====== GIVEN ENTRIES
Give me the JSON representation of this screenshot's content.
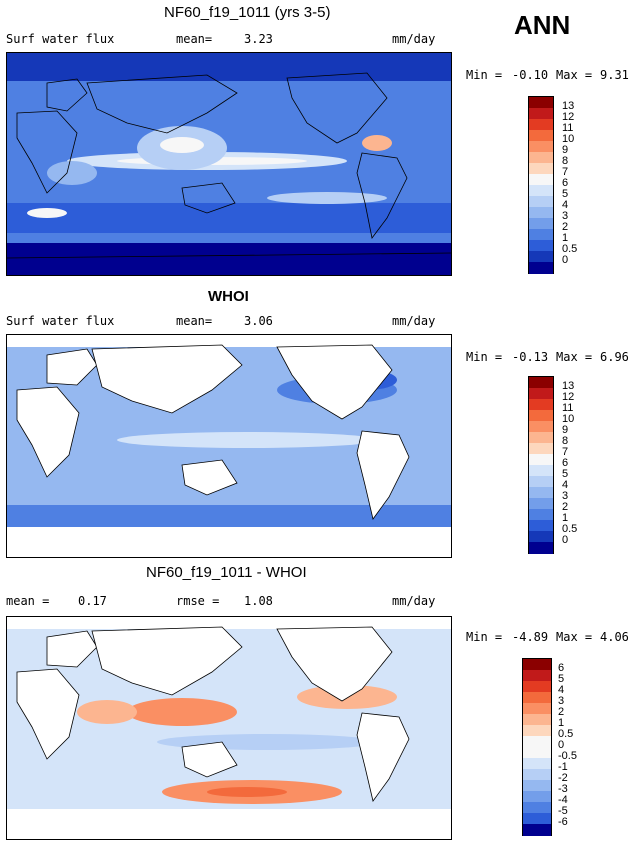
{
  "season": "ANN",
  "chart_data": [
    {
      "type": "heatmap",
      "title": "NF60_f19_1011 (yrs 3-5)",
      "variable": "Surf water flux",
      "stat1_label": "mean=",
      "stat1_value": "3.23",
      "units": "mm/day",
      "min_label": "Min =",
      "min_value": "-0.10",
      "max_label": "Max =",
      "max_value": "9.31",
      "colorbar_levels": [
        "13",
        "12",
        "11",
        "10",
        "9",
        "8",
        "7",
        "6",
        "5",
        "4",
        "3",
        "2",
        "1",
        "0.5",
        "0"
      ],
      "colorbar_colors": [
        "#8b0000",
        "#c11a1a",
        "#e33b22",
        "#f36a3c",
        "#fa8f63",
        "#fcb590",
        "#fdd7bd",
        "#f7f7f7",
        "#d4e4f9",
        "#b6cff5",
        "#95b8f0",
        "#739eea",
        "#4f80e2",
        "#2d5dd8",
        "#1538b8",
        "#00008f"
      ],
      "background": "#4f80e2",
      "land_masked": false
    },
    {
      "type": "heatmap",
      "title": "WHOI",
      "variable": "Surf water flux",
      "stat1_label": "mean=",
      "stat1_value": "3.06",
      "units": "mm/day",
      "min_label": "Min =",
      "min_value": "-0.13",
      "max_label": "Max =",
      "max_value": "6.96",
      "colorbar_levels": [
        "13",
        "12",
        "11",
        "10",
        "9",
        "8",
        "7",
        "6",
        "5",
        "4",
        "3",
        "2",
        "1",
        "0.5",
        "0"
      ],
      "colorbar_colors": [
        "#8b0000",
        "#c11a1a",
        "#e33b22",
        "#f36a3c",
        "#fa8f63",
        "#fcb590",
        "#fdd7bd",
        "#f7f7f7",
        "#d4e4f9",
        "#b6cff5",
        "#95b8f0",
        "#739eea",
        "#4f80e2",
        "#2d5dd8",
        "#1538b8",
        "#00008f"
      ],
      "background": "#95b8f0",
      "land_masked": true
    },
    {
      "type": "heatmap",
      "title": "NF60_f19_1011 - WHOI",
      "stat1_label": "mean =",
      "stat1_value": "0.17",
      "stat2_label": "rmse =",
      "stat2_value": "1.08",
      "units": "mm/day",
      "min_label": "Min =",
      "min_value": "-4.89",
      "max_label": "Max =",
      "max_value": "4.06",
      "colorbar_levels": [
        "6",
        "5",
        "4",
        "3",
        "2",
        "1",
        "0.5",
        "0",
        "-0.5",
        "-1",
        "-2",
        "-3",
        "-4",
        "-5",
        "-6"
      ],
      "colorbar_colors": [
        "#8b0000",
        "#c11a1a",
        "#e33b22",
        "#f36a3c",
        "#fa8f63",
        "#fcb590",
        "#fdd7bd",
        "#f7f7f7",
        "#f7f7f7",
        "#d4e4f9",
        "#b6cff5",
        "#95b8f0",
        "#739eea",
        "#4f80e2",
        "#2d5dd8",
        "#00008f"
      ],
      "background": "#d4e4f9",
      "land_masked": true
    }
  ]
}
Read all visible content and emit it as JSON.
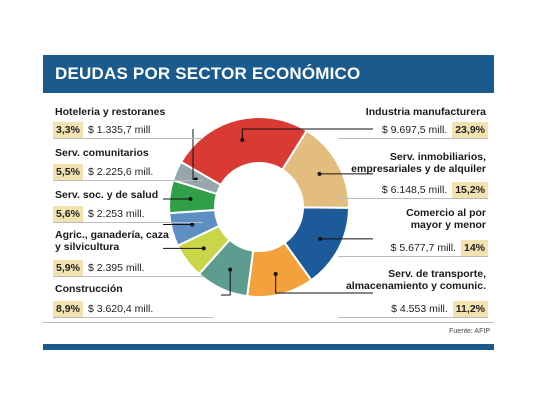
============
Your task is to repeat the data above exactly while excluding the pictures.

Give me the JSON representation of this screenshot's content.
{
  "season": "ANN",
  "chart_data": [
    {
      "type": "heatmap",
      "title": "NF60_f19_1011 (yrs 3-5)",
      "variable": "Surf water flux",
      "stat1_label": "mean=",
      "stat1_value": "3.23",
      "units": "mm/day",
      "min_label": "Min =",
      "min_value": "-0.10",
      "max_label": "Max =",
      "max_value": "9.31",
      "colorbar_levels": [
        "13",
        "12",
        "11",
        "10",
        "9",
        "8",
        "7",
        "6",
        "5",
        "4",
        "3",
        "2",
        "1",
        "0.5",
        "0"
      ],
      "colorbar_colors": [
        "#8b0000",
        "#c11a1a",
        "#e33b22",
        "#f36a3c",
        "#fa8f63",
        "#fcb590",
        "#fdd7bd",
        "#f7f7f7",
        "#d4e4f9",
        "#b6cff5",
        "#95b8f0",
        "#739eea",
        "#4f80e2",
        "#2d5dd8",
        "#1538b8",
        "#00008f"
      ],
      "background": "#4f80e2",
      "land_masked": false
    },
    {
      "type": "heatmap",
      "title": "WHOI",
      "variable": "Surf water flux",
      "stat1_label": "mean=",
      "stat1_value": "3.06",
      "units": "mm/day",
      "min_label": "Min =",
      "min_value": "-0.13",
      "max_label": "Max =",
      "max_value": "6.96",
      "colorbar_levels": [
        "13",
        "12",
        "11",
        "10",
        "9",
        "8",
        "7",
        "6",
        "5",
        "4",
        "3",
        "2",
        "1",
        "0.5",
        "0"
      ],
      "colorbar_colors": [
        "#8b0000",
        "#c11a1a",
        "#e33b22",
        "#f36a3c",
        "#fa8f63",
        "#fcb590",
        "#fdd7bd",
        "#f7f7f7",
        "#d4e4f9",
        "#b6cff5",
        "#95b8f0",
        "#739eea",
        "#4f80e2",
        "#2d5dd8",
        "#1538b8",
        "#00008f"
      ],
      "background": "#95b8f0",
      "land_masked": true
    },
    {
      "type": "heatmap",
      "title": "NF60_f19_1011 - WHOI",
      "stat1_label": "mean =",
      "stat1_value": "0.17",
      "stat2_label": "rmse =",
      "stat2_value": "1.08",
      "units": "mm/day",
      "min_label": "Min =",
      "min_value": "-4.89",
      "max_label": "Max =",
      "max_value": "4.06",
      "colorbar_levels": [
        "6",
        "5",
        "4",
        "3",
        "2",
        "1",
        "0.5",
        "0",
        "-0.5",
        "-1",
        "-2",
        "-3",
        "-4",
        "-5",
        "-6"
      ],
      "colorbar_colors": [
        "#8b0000",
        "#c11a1a",
        "#e33b22",
        "#f36a3c",
        "#fa8f63",
        "#fcb590",
        "#fdd7bd",
        "#f7f7f7",
        "#f7f7f7",
        "#d4e4f9",
        "#b6cff5",
        "#95b8f0",
        "#739eea",
        "#4f80e2",
        "#2d5dd8",
        "#00008f"
      ],
      "background": "#d4e4f9",
      "land_masked": true
    }
  ]
}
Read all visible content and emit it as JSON.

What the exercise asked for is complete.